| The task |
Using the records below, please work out how many lines contain "screenshot"; answer with the number alone.
^^^^
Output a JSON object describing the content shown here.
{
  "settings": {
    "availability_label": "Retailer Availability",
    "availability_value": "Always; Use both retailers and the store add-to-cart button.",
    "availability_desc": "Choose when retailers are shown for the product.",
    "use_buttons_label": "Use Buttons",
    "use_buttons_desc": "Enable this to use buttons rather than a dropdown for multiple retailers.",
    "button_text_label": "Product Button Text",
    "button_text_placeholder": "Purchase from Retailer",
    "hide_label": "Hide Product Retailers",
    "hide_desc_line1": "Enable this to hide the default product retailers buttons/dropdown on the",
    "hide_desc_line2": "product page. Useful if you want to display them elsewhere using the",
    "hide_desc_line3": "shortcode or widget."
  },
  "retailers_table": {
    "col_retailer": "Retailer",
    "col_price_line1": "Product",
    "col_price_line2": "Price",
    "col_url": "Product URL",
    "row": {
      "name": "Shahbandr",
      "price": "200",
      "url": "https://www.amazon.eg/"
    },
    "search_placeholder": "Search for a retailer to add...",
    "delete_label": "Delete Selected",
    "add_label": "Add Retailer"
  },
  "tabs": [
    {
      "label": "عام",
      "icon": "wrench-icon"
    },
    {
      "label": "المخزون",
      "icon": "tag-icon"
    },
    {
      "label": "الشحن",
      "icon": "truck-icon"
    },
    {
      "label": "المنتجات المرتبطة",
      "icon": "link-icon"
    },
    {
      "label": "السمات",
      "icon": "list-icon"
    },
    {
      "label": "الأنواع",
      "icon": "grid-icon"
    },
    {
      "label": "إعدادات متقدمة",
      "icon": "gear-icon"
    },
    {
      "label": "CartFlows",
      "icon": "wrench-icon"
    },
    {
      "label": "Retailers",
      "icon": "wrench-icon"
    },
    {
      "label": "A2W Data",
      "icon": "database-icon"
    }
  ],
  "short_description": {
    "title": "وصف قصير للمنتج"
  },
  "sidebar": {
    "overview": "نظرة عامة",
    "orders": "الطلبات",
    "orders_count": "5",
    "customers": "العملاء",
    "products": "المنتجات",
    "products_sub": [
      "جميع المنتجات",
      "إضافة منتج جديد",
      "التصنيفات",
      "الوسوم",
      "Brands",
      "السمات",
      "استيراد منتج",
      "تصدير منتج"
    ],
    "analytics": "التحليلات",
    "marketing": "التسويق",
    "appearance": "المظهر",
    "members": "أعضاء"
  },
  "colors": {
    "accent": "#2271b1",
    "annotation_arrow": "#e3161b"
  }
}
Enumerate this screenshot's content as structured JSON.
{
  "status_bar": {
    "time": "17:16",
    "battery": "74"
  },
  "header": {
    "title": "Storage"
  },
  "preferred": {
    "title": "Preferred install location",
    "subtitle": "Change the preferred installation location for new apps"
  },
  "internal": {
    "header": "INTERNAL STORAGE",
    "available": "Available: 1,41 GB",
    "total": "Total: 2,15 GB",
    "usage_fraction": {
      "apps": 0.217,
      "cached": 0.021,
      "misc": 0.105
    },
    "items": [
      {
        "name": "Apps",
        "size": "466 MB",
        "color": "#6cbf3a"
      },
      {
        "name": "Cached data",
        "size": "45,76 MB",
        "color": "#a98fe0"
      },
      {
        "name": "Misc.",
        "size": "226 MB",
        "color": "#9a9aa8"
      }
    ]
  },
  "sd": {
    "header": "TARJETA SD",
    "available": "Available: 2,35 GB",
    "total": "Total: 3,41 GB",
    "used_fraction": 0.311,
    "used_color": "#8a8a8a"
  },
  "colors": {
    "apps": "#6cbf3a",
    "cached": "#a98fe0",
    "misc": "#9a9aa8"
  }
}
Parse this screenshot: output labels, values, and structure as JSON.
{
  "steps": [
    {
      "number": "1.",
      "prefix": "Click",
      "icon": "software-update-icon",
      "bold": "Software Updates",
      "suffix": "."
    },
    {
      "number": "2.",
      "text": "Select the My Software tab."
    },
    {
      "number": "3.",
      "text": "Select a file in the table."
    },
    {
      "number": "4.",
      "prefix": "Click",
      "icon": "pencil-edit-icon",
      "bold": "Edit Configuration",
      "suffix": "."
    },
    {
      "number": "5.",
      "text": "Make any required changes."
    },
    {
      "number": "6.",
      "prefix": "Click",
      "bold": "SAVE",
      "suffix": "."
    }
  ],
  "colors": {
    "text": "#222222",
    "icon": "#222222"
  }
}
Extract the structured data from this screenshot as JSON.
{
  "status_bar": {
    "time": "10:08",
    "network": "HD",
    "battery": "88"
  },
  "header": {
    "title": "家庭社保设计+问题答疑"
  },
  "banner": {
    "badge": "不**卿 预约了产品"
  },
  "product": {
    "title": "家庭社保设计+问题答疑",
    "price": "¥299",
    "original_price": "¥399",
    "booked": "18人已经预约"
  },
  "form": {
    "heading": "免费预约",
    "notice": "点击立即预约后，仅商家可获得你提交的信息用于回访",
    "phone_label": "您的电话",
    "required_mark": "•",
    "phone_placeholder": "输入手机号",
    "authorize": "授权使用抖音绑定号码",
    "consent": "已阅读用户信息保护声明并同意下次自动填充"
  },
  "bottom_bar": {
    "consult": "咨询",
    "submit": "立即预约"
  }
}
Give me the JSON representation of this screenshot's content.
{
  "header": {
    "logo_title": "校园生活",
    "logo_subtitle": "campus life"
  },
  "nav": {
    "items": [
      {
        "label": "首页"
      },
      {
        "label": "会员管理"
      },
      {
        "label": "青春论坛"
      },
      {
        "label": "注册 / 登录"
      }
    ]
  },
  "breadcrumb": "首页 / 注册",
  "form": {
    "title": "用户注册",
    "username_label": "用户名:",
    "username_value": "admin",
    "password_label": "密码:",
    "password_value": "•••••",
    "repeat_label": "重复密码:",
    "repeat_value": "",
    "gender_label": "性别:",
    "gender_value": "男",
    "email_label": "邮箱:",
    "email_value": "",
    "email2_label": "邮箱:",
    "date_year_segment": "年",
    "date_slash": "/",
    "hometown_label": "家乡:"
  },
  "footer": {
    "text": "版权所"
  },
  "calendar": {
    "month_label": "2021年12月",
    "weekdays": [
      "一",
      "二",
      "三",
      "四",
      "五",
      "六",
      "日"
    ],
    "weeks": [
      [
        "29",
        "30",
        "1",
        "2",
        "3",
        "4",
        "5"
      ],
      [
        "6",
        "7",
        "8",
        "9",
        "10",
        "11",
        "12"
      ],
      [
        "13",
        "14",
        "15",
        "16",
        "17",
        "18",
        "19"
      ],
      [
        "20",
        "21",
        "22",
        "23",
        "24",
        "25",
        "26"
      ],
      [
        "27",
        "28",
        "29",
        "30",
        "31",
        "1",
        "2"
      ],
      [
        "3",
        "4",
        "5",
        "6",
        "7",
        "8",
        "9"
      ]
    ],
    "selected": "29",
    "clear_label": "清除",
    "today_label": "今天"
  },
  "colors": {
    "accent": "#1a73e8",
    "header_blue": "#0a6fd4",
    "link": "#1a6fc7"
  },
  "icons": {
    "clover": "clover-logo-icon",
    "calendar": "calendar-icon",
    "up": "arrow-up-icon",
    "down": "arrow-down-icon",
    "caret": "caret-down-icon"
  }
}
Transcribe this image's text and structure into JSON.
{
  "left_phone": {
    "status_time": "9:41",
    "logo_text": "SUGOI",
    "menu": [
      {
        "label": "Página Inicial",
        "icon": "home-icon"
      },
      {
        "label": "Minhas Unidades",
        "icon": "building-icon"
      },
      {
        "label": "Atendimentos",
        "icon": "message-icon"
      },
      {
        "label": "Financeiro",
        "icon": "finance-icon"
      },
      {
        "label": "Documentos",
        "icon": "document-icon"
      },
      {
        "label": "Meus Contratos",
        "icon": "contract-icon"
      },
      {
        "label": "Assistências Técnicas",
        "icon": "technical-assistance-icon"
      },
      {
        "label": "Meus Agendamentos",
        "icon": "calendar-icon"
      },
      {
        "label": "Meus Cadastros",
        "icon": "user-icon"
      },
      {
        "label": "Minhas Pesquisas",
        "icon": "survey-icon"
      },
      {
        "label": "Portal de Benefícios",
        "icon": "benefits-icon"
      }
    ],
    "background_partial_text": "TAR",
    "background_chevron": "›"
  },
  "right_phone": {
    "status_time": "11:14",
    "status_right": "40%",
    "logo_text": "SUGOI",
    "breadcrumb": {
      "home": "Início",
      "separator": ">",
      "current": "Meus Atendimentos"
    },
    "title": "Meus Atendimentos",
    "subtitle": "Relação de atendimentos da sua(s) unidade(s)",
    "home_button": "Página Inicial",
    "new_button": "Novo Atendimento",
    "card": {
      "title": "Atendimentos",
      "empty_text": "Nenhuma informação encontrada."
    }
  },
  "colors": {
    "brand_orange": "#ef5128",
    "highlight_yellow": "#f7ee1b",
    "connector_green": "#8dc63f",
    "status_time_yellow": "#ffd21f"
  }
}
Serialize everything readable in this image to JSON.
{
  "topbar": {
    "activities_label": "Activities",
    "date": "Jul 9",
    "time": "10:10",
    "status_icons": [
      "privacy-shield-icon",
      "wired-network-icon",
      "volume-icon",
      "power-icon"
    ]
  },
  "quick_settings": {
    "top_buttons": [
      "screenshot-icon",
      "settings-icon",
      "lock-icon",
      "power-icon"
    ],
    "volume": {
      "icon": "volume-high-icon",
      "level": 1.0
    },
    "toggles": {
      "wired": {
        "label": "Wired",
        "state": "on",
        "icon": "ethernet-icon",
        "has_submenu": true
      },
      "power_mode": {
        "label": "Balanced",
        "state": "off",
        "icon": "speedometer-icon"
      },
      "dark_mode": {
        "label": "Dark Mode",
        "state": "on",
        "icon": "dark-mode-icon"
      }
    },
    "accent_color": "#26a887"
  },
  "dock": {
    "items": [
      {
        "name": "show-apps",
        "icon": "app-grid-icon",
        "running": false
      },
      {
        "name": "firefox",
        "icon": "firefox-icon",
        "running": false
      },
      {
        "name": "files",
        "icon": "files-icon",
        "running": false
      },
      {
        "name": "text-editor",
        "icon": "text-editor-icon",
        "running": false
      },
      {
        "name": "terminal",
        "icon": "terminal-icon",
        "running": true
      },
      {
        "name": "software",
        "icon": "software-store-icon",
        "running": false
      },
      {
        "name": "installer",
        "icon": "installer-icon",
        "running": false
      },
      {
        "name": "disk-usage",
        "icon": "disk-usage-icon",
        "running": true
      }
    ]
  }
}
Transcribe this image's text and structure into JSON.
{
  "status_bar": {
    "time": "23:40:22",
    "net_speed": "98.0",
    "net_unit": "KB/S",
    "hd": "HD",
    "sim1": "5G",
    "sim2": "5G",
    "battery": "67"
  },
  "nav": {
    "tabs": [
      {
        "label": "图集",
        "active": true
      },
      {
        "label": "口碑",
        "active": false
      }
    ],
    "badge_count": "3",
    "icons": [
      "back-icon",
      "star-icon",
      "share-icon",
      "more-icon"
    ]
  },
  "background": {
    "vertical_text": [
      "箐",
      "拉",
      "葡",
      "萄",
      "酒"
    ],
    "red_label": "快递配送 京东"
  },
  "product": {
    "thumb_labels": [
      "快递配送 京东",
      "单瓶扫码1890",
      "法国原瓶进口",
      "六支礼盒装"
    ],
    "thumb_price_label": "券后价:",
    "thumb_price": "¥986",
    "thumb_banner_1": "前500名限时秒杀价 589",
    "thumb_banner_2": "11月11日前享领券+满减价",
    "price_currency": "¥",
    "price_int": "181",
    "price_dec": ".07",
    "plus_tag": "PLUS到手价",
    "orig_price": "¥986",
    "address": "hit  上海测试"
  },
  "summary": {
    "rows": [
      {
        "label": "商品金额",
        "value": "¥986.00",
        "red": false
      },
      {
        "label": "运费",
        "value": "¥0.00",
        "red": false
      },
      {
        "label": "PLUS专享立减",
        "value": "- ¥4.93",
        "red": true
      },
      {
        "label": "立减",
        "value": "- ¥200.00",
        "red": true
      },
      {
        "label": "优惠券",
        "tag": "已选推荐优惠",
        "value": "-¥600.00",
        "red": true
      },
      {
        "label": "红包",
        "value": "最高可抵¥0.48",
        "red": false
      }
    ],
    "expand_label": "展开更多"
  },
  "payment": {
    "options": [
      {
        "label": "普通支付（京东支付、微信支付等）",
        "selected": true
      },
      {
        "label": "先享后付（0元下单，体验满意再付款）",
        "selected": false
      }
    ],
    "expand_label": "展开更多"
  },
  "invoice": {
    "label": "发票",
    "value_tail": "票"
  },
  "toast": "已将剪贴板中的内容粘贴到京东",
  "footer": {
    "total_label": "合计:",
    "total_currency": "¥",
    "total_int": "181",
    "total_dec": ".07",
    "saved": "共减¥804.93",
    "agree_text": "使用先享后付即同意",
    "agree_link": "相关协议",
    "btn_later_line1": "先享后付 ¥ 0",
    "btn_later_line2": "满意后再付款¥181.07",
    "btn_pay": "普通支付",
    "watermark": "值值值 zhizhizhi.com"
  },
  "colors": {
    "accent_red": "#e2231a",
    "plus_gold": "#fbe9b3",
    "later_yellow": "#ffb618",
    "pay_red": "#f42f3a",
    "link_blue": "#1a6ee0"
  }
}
^^^^
| Response to the exercise |
5